Stated problem: Narrow the data below down to the lines containing "decade".

Supplied records:
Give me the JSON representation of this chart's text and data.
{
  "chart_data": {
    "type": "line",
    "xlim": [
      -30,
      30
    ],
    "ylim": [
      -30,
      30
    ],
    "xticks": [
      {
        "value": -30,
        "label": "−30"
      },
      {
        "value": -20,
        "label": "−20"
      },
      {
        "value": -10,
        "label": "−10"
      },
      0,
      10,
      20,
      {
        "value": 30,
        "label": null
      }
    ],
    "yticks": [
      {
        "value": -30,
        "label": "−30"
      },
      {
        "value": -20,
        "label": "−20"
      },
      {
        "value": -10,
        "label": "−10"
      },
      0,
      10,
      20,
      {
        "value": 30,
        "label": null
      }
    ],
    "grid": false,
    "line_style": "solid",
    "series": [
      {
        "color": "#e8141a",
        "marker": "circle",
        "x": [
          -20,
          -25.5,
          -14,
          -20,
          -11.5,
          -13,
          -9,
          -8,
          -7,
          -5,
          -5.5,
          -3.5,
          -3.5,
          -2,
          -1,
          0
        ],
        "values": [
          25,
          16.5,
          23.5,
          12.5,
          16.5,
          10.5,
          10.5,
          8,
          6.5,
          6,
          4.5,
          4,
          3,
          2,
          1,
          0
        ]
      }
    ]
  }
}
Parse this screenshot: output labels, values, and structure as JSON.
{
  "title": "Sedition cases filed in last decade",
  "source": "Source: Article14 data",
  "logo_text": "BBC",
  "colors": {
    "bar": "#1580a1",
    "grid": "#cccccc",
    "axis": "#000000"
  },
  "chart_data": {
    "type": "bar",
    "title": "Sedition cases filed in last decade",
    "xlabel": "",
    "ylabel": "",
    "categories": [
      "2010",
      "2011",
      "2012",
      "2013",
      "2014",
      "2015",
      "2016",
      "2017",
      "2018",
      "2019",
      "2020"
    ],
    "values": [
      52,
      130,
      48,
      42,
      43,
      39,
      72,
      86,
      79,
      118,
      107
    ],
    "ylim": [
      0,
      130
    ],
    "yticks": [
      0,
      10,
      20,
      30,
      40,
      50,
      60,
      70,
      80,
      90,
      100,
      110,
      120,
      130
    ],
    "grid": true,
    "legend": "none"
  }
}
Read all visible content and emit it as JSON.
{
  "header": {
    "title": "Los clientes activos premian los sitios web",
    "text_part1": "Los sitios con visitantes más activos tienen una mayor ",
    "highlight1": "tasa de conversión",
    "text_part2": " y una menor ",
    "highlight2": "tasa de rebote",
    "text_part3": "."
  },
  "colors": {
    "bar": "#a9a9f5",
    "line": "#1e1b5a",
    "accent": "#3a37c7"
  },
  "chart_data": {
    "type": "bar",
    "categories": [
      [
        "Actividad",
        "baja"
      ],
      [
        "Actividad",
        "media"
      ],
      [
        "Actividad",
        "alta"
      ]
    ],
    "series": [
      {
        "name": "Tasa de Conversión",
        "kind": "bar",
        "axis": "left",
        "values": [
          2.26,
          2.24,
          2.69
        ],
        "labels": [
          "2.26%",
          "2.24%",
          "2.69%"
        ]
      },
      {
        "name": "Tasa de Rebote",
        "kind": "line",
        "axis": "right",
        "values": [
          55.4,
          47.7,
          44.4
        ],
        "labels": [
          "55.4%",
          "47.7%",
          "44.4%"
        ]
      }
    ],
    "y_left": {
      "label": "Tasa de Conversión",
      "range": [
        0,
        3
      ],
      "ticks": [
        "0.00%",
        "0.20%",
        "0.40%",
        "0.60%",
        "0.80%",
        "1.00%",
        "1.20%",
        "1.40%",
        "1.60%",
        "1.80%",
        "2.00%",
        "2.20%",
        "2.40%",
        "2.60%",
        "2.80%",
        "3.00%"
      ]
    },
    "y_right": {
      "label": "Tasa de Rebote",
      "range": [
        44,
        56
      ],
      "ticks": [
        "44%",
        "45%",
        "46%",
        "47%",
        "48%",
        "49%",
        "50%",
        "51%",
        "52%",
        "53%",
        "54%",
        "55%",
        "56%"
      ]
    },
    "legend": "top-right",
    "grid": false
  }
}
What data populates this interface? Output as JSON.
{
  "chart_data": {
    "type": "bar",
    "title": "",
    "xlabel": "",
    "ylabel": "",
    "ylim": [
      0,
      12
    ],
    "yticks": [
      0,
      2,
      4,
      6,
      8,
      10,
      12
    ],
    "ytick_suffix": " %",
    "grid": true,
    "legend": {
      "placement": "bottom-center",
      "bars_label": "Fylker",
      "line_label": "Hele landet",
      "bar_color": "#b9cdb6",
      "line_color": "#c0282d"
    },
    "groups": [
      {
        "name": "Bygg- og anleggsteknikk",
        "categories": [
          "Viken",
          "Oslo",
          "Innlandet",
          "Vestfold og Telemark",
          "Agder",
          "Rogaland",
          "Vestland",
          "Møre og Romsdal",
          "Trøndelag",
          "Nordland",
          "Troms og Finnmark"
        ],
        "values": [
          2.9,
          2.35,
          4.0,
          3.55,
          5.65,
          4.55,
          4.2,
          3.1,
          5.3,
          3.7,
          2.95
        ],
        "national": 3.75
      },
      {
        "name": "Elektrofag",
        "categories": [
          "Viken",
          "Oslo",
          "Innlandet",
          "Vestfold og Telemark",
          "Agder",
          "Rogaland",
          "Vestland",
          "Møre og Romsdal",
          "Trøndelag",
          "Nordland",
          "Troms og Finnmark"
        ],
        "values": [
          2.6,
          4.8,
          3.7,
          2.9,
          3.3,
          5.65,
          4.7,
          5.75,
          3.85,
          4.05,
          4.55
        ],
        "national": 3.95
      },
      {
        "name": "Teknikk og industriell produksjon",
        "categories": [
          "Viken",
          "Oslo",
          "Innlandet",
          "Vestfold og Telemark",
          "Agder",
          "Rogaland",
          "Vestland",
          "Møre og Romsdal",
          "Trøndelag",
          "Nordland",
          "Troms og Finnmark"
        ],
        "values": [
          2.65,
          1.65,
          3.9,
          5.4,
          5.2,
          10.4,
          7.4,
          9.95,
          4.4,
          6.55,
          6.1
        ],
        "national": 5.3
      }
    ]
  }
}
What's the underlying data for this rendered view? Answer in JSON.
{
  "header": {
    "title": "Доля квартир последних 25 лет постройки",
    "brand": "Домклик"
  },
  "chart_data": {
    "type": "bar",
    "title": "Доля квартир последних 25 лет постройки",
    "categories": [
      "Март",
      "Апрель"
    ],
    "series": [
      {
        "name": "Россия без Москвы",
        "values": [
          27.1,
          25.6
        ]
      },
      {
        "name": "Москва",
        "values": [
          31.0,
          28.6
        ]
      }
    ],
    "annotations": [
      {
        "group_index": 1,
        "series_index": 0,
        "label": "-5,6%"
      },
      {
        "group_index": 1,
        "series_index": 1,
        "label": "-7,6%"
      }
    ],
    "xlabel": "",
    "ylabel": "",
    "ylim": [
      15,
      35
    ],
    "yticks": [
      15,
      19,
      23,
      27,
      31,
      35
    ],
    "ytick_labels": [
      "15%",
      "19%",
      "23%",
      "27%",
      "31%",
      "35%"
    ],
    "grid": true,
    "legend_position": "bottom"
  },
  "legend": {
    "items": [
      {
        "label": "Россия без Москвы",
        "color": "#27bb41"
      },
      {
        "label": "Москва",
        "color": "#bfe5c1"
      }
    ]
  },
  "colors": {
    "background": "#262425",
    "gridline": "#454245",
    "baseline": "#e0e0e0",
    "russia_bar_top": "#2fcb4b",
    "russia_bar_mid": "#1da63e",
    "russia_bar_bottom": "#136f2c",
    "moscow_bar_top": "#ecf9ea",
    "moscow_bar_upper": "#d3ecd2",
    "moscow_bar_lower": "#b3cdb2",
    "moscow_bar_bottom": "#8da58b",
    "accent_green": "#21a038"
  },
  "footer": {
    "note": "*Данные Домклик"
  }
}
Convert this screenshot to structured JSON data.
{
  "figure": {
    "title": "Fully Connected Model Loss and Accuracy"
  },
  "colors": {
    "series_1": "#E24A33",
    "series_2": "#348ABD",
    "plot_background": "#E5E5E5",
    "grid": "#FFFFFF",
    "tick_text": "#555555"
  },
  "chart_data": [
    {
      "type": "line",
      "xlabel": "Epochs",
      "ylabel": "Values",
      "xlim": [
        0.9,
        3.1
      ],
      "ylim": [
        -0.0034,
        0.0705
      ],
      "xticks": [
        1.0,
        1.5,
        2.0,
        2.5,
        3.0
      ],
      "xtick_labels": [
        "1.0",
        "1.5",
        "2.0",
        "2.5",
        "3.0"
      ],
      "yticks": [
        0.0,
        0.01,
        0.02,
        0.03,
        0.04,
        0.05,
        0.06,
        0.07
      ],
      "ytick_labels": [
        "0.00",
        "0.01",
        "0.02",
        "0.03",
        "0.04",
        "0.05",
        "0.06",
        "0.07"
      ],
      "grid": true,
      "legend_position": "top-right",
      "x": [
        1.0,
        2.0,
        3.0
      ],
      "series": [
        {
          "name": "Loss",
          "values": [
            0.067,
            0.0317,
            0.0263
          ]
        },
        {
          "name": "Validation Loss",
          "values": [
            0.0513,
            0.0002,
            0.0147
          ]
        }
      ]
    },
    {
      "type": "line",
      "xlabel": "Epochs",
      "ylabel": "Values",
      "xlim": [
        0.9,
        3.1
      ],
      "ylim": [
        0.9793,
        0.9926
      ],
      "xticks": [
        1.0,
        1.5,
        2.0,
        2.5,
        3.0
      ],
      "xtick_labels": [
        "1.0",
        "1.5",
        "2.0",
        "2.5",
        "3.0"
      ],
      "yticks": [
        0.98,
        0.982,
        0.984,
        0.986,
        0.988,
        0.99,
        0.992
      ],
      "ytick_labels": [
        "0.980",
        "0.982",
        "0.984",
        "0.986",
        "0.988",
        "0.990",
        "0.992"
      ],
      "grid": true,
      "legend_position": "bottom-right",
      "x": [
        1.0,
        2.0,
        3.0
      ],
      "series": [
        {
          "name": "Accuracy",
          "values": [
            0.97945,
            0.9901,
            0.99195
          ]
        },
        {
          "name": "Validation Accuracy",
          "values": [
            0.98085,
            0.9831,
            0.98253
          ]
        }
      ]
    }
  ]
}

Answer to the problem:
  "title": "Sedition cases filed in last decade",
    "title": "Sedition cases filed in last decade",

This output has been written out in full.